§ **Requirements**
In full and without alteration, repeat the material.

===

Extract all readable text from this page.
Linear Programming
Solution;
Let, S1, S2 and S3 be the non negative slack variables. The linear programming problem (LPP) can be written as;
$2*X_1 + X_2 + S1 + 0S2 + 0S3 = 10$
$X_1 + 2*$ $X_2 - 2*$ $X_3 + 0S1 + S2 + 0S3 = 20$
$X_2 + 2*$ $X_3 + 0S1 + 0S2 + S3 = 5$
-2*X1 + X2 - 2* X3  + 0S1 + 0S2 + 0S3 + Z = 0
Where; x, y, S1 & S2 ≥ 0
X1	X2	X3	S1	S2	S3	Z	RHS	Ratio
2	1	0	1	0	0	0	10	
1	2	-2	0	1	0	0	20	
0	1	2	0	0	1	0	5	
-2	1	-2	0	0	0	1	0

===

§ **Result of this exercise**
Extract all readable text from this page.
Linear Programming
Solution;
Let, S1, S2 and S3 be the non negative slack variables. The linear programming problem (LPP) can be written as;
$2*X_1 + X_2 + S1 + 0S2 + 0S3 = 10$
$X_1 + 2*$ $X_2 - 2*$ $X_3 + 0S1 + S2 + 0S3 = 20$
$X_2 + 2*$ $X_3 + 0S1 + 0S2 + S3 = 5$
-2*X1 + X2 - 2* X3  + 0S1 + 0S2 + 0S3 + Z = 0
Where; x, y, S1 & S2 ≥ 0
X1	X2	X3	S1	S2	S3	Z	RHS	Ratio
2	1	0	1	0	0	0	10	
1	2	-2	0	1	0	0	20	
0	1	2	0	0	1	0	5	
-2	1	-2	0	0	0	1	0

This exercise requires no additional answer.